Written exercise. You are to retype all of the data exactly as it appears.
──────────────────────────────
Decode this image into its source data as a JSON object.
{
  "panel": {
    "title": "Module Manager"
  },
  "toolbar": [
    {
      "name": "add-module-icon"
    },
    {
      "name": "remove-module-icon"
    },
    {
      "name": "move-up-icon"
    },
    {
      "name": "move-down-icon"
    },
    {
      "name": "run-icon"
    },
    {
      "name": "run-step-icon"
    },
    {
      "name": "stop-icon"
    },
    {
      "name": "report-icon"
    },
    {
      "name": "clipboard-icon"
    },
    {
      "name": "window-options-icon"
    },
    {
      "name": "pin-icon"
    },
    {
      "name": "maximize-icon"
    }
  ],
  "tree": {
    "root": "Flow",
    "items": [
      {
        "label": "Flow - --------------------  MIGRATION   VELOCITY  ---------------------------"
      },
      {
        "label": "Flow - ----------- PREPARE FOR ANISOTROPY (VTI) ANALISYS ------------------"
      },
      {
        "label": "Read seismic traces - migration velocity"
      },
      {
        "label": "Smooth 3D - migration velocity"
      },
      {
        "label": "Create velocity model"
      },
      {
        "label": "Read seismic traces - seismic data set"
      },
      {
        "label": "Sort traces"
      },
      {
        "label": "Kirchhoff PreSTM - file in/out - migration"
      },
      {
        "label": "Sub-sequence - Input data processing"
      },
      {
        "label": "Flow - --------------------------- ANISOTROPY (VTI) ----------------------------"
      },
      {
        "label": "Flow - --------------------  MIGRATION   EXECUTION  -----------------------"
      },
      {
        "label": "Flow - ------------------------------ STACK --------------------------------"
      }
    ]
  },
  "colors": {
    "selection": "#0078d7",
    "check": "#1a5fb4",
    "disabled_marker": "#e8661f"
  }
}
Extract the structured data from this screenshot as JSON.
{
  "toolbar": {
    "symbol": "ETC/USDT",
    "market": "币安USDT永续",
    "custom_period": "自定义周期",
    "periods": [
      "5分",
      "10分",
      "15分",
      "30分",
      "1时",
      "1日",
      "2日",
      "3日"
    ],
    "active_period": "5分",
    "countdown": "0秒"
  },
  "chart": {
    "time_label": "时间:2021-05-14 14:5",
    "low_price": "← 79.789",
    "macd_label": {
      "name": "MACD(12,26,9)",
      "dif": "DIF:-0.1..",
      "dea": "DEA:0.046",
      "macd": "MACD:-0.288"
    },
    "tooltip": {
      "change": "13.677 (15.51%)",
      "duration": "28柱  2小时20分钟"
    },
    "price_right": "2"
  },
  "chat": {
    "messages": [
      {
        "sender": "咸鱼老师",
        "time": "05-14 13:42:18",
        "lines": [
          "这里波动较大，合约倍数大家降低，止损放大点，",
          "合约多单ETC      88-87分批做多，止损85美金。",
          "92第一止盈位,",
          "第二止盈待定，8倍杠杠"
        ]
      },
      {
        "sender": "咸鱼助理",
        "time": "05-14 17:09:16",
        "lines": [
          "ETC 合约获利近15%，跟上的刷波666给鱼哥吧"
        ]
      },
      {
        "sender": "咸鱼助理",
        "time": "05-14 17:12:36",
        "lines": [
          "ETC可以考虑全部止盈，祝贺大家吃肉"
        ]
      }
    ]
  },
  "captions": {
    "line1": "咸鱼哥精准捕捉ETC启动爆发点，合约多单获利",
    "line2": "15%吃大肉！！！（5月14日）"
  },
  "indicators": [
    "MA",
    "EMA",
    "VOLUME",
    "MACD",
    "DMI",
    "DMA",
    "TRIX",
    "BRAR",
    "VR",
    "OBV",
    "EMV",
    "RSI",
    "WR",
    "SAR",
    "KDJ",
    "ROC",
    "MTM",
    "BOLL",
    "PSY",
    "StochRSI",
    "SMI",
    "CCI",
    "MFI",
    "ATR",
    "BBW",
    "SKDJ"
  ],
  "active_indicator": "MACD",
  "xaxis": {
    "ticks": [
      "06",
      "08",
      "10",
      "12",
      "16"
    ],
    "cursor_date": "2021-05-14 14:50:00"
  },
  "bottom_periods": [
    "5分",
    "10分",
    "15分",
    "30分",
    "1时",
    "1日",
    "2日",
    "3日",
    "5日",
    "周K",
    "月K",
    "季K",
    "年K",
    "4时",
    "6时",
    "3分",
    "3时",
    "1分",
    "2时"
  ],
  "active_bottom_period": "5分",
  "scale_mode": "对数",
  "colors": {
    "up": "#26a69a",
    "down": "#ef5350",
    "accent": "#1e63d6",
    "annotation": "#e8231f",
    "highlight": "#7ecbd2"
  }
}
──────────────────────────────
Solution.
Decode this image into its source data as a JSON object.
{
  "panel": {
    "title": "Module Manager"
  },
  "toolbar": [
    {
      "name": "add-module-icon"
    },
    {
      "name": "remove-module-icon"
    },
    {
      "name": "move-up-icon"
    },
    {
      "name": "move-down-icon"
    },
    {
      "name": "run-icon"
    },
    {
      "name": "run-step-icon"
    },
    {
      "name": "stop-icon"
    },
    {
      "name": "report-icon"
    },
    {
      "name": "clipboard-icon"
    },
    {
      "name": "window-options-icon"
    },
    {
      "name": "pin-icon"
    },
    {
      "name": "maximize-icon"
    }
  ],
  "tree": {
    "root": "Flow",
    "items": [
      {
        "label": "Flow - --------------------  MIGRATION   VELOCITY  ---------------------------"
      },
      {
        "label": "Flow - ----------- PREPARE FOR ANISOTROPY (VTI) ANALISYS ------------------"
      },
      {
        "label": "Read seismic traces - migration velocity"
      },
      {
        "label": "Smooth 3D - migration velocity"
      },
      {
        "label": "Create velocity model"
      },
      {
        "label": "Read seismic traces - seismic data set"
      },
      {
        "label": "Sort traces"
      },
      {
        "label": "Kirchhoff PreSTM - file in/out - migration"
      },
      {
        "label": "Sub-sequence - Input data processing"
      },
      {
        "label": "Flow - --------------------------- ANISOTROPY (VTI) ----------------------------"
      },
      {
        "label": "Flow - --------------------  MIGRATION   EXECUTION  -----------------------"
      },
      {
        "label": "Flow - ------------------------------ STACK --------------------------------"
      }
    ]
  },
  "colors": {
    "selection": "#0078d7",
    "check": "#1a5fb4",
    "disabled_marker": "#e8661f"
  }
}
Extract the structured data from this screenshot as JSON.
{
  "toolbar": {
    "symbol": "ETC/USDT",
    "market": "币安USDT永续",
    "custom_period": "自定义周期",
    "periods": [
      "5分",
      "10分",
      "15分",
      "30分",
      "1时",
      "1日",
      "2日",
      "3日"
    ],
    "active_period": "5分",
    "countdown": "0秒"
  },
  "chart": {
    "time_label": "时间:2021-05-14 14:5",
    "low_price": "← 79.789",
    "macd_label": {
      "name": "MACD(12,26,9)",
      "dif": "DIF:-0.1..",
      "dea": "DEA:0.046",
      "macd": "MACD:-0.288"
    },
    "tooltip": {
      "change": "13.677 (15.51%)",
      "duration": "28柱  2小时20分钟"
    },
    "price_right": "2"
  },
  "chat": {
    "messages": [
      {
        "sender": "咸鱼老师",
        "time": "05-14 13:42:18",
        "lines": [
          "这里波动较大，合约倍数大家降低，止损放大点，",
          "合约多单ETC      88-87分批做多，止损85美金。",
          "92第一止盈位,",
          "第二止盈待定，8倍杠杠"
        ]
      },
      {
        "sender": "咸鱼助理",
        "time": "05-14 17:09:16",
        "lines": [
          "ETC 合约获利近15%，跟上的刷波666给鱼哥吧"
        ]
      },
      {
        "sender": "咸鱼助理",
        "time": "05-14 17:12:36",
        "lines": [
          "ETC可以考虑全部止盈，祝贺大家吃肉"
        ]
      }
    ]
  },
  "captions": {
    "line1": "咸鱼哥精准捕捉ETC启动爆发点，合约多单获利",
    "line2": "15%吃大肉！！！（5月14日）"
  },
  "indicators": [
    "MA",
    "EMA",
    "VOLUME",
    "MACD",
    "DMI",
    "DMA",
    "TRIX",
    "BRAR",
    "VR",
    "OBV",
    "EMV",
    "RSI",
    "WR",
    "SAR",
    "KDJ",
    "ROC",
    "MTM",
    "BOLL",
    "PSY",
    "StochRSI",
    "SMI",
    "CCI",
    "MFI",
    "ATR",
    "BBW",
    "SKDJ"
  ],
  "active_indicator": "MACD",
  "xaxis": {
    "ticks": [
      "06",
      "08",
      "10",
      "12",
      "16"
    ],
    "cursor_date": "2021-05-14 14:50:00"
  },
  "bottom_periods": [
    "5分",
    "10分",
    "15分",
    "30分",
    "1时",
    "1日",
    "2日",
    "3日",
    "5日",
    "周K",
    "月K",
    "季K",
    "年K",
    "4时",
    "6时",
    "3分",
    "3时",
    "1分",
    "2时"
  ],
  "active_bottom_period": "5分",
  "scale_mode": "对数",
  "colors": {
    "up": "#26a69a",
    "down": "#ef5350",
    "accent": "#1e63d6",
    "annotation": "#e8231f",
    "highlight": "#7ecbd2"
  }
}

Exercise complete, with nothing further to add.